Data excerpts:
--

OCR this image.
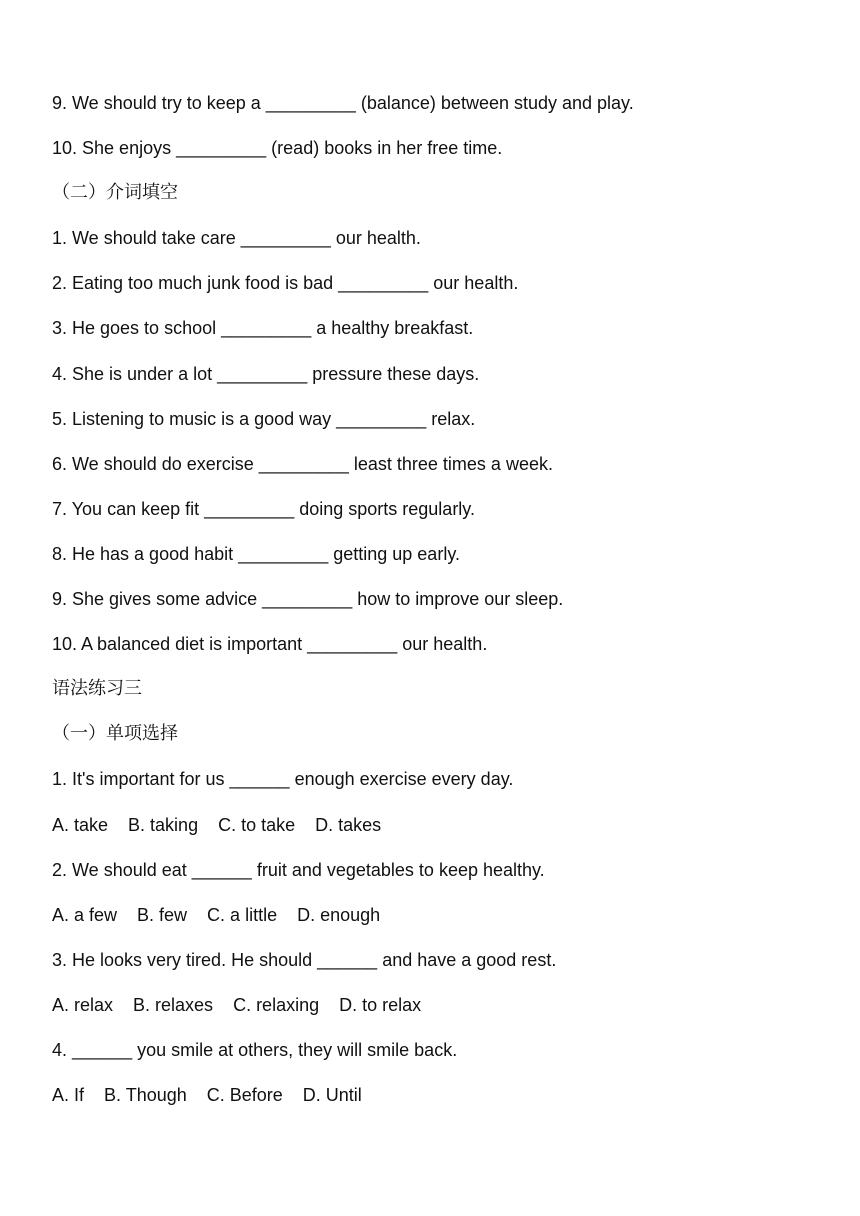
9. We should try to keep a _________ (balance) between study and play.
10. She enjoys _________ (read) books in her free time.
（二）介词填空
1. We should take care _________ our health.
2. Eating too much junk food is bad _________ our health.
3. He goes to school _________ a healthy breakfast.
4. She is under a lot _________ pressure these days.
5. Listening to music is a good way _________ relax.
6. We should do exercise _________ least three times a week.
7. You can keep fit _________ doing sports regularly.
8. He has a good habit _________ getting up early.
9. She gives some advice _________ how to improve our sleep.
10. A balanced diet is important _________ our health.
语法练习三
（一）单项选择
1. It's important for us ______ enough exercise every day.
A. take    B. taking    C. to take    D. takes
2. We should eat ______ fruit and vegetables to keep healthy.
A. a few    B. few    C. a little    D. enough
3. He looks very tired. He should ______ and have a good rest.
A. relax    B. relaxes    C. relaxing    D. to relax
4. ______ you smile at others, they will smile back.
A. If    B. Though    C. Before    D. Until
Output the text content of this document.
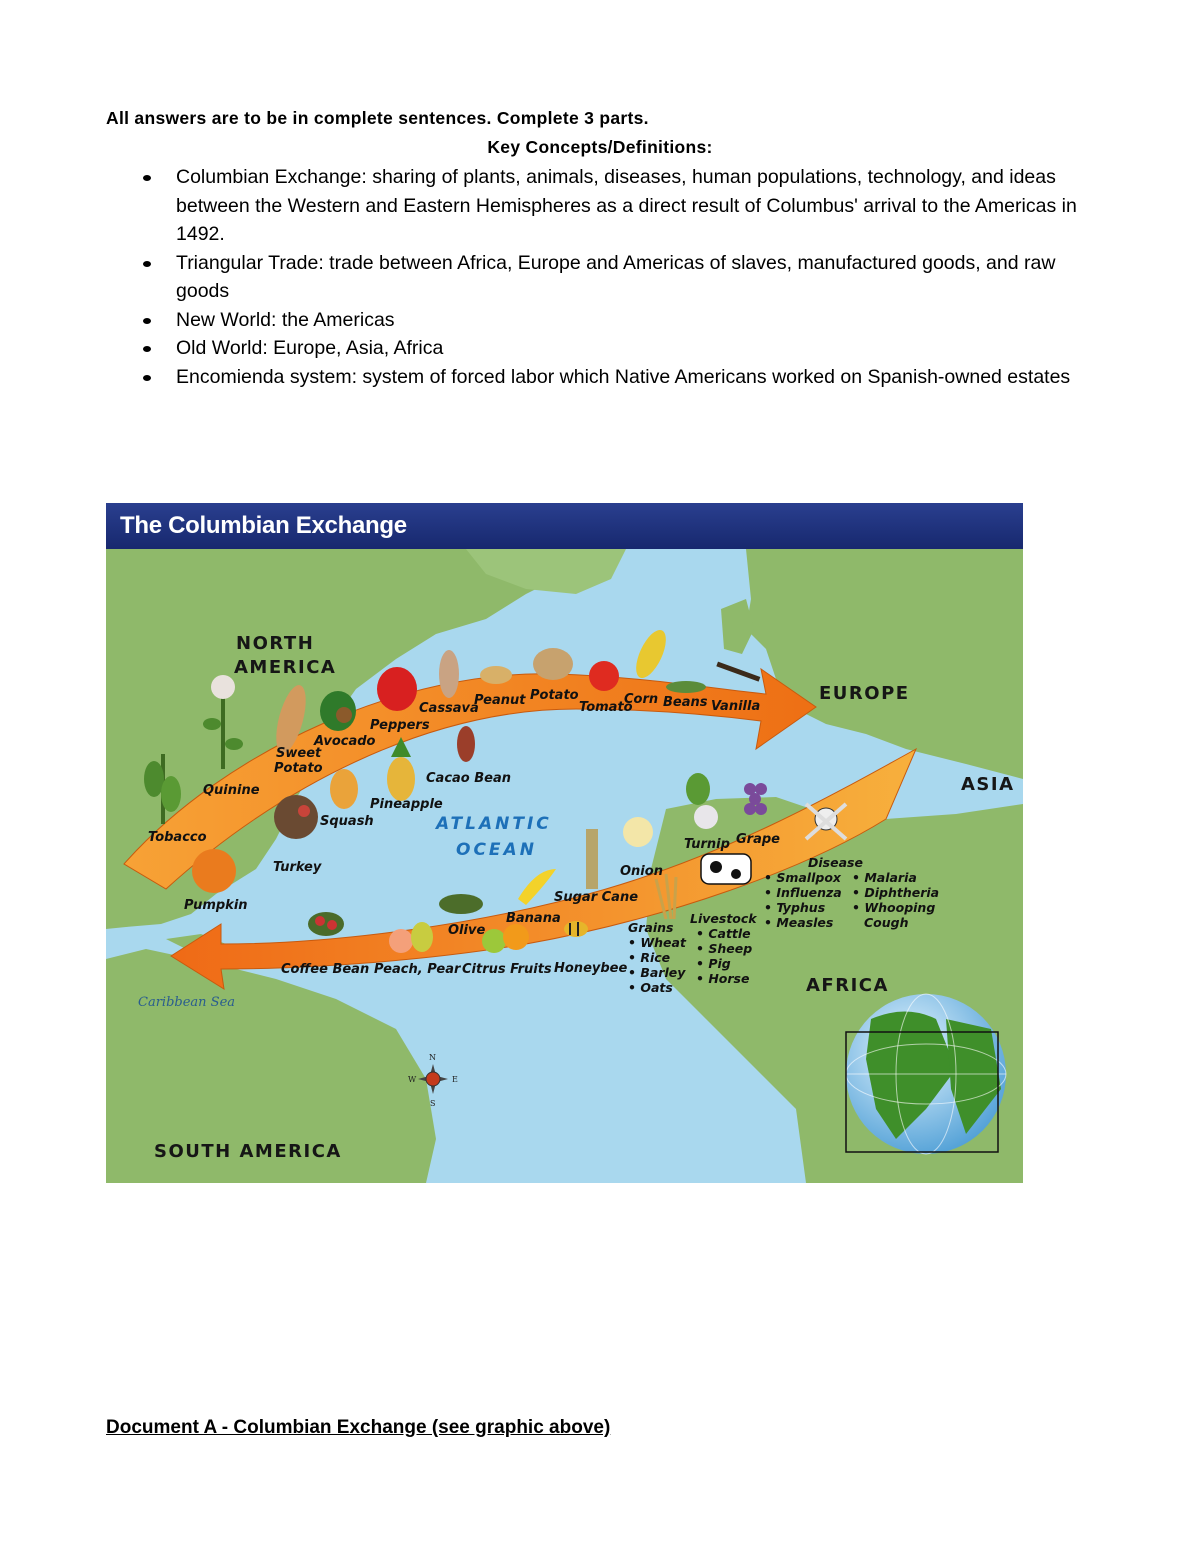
All answers are to be in complete sentences. Complete 3 parts.
Key Concepts/Definitions:
Columbian Exchange: sharing of plants, animals, diseases, human populations, technology, and ideas between the Western and Eastern Hemispheres as a direct result of Columbus' arrival to the Americas in 1492.
Triangular Trade: trade between Africa, Europe and Americas of slaves, manufactured goods, and raw goods
New World: the Americas
Old World: Europe, Asia, Africa
Encomienda system: system of forced labor which Native Americans worked on Spanish-owned estates
The Columbian Exchange
NORTH
AMERICA
EUROPE
ASIA
AFRICA
SOUTH AMERICA
ATLANTIC
OCEAN
Caribbean Sea
Tobacco
Quinine
Sweet
Potato
Turkey
Squash
Pumpkin
Avocado
Peppers
Pineapple
Cassava
Cacao Bean
Peanut Potato
Tomato
Corn Beans Vanilla
Coffee Bean Peach, Pear Citrus Fruits
Olive
Banana
Honeybee
Sugar Cane
Onion
Turnip Grape
Grains
• Wheat
• Rice
• Barley
• Oats
Livestock
• Cattle
• Sheep
• Pig
• Horse
Disease
• Smallpox
• Influenza
• Typhus
• Measles
• Malaria
• Diphtheria
• Whooping
Cough
N
S
E
W
Document A - Columbian Exchange (see graphic above)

--

#### What is needed
Set down the complete material exactly, but do not include the images.

#### Correct output
OCR this image.
9. We should try to keep a _________ (balance) between study and play.
10. She enjoys _________ (read) books in her free time.
（二）介词填空
1. We should take care _________ our health.
2. Eating too much junk food is bad _________ our health.
3. He goes to school _________ a healthy breakfast.
4. She is under a lot _________ pressure these days.
5. Listening to music is a good way _________ relax.
6. We should do exercise _________ least three times a week.
7. You can keep fit _________ doing sports regularly.
8. He has a good habit _________ getting up early.
9. She gives some advice _________ how to improve our sleep.
10. A balanced diet is important _________ our health.
语法练习三
（一）单项选择
1. It's important for us ______ enough exercise every day.
A. take    B. taking    C. to take    D. takes
2. We should eat ______ fruit and vegetables to keep healthy.
A. a few    B. few    C. a little    D. enough
3. He looks very tired. He should ______ and have a good rest.
A. relax    B. relaxes    C. relaxing    D. to relax
4. ______ you smile at others, they will smile back.
A. If    B. Though    C. Before    D. Until
Output the text content of this document.
All answers are to be in complete sentences. Complete 3 parts.
Key Concepts/Definitions:
Columbian Exchange: sharing of plants, animals, diseases, human populations, technology, and ideas between the Western and Eastern Hemispheres as a direct result of Columbus' arrival to the Americas in 1492.
Triangular Trade: trade between Africa, Europe and Americas of slaves, manufactured goods, and raw goods
New World: the Americas
Old World: Europe, Asia, Africa
Encomienda system: system of forced labor which Native Americans worked on Spanish-owned estates
The Columbian Exchange
NORTH
AMERICA
EUROPE
ASIA
AFRICA
SOUTH AMERICA
ATLANTIC
OCEAN
Caribbean Sea
Tobacco
Quinine
Sweet
Potato
Turkey
Squash
Pumpkin
Avocado
Peppers
Pineapple
Cassava
Cacao Bean
Peanut Potato
Tomato
Corn Beans Vanilla
Coffee Bean Peach, Pear Citrus Fruits
Olive
Banana
Honeybee
Sugar Cane
Onion
Turnip Grape
Grains
• Wheat
• Rice
• Barley
• Oats
Livestock
• Cattle
• Sheep
• Pig
• Horse
Disease
• Smallpox
• Influenza
• Typhus
• Measles
• Malaria
• Diphtheria
• Whooping
Cough
N
S
E
W
Document A - Columbian Exchange (see graphic above)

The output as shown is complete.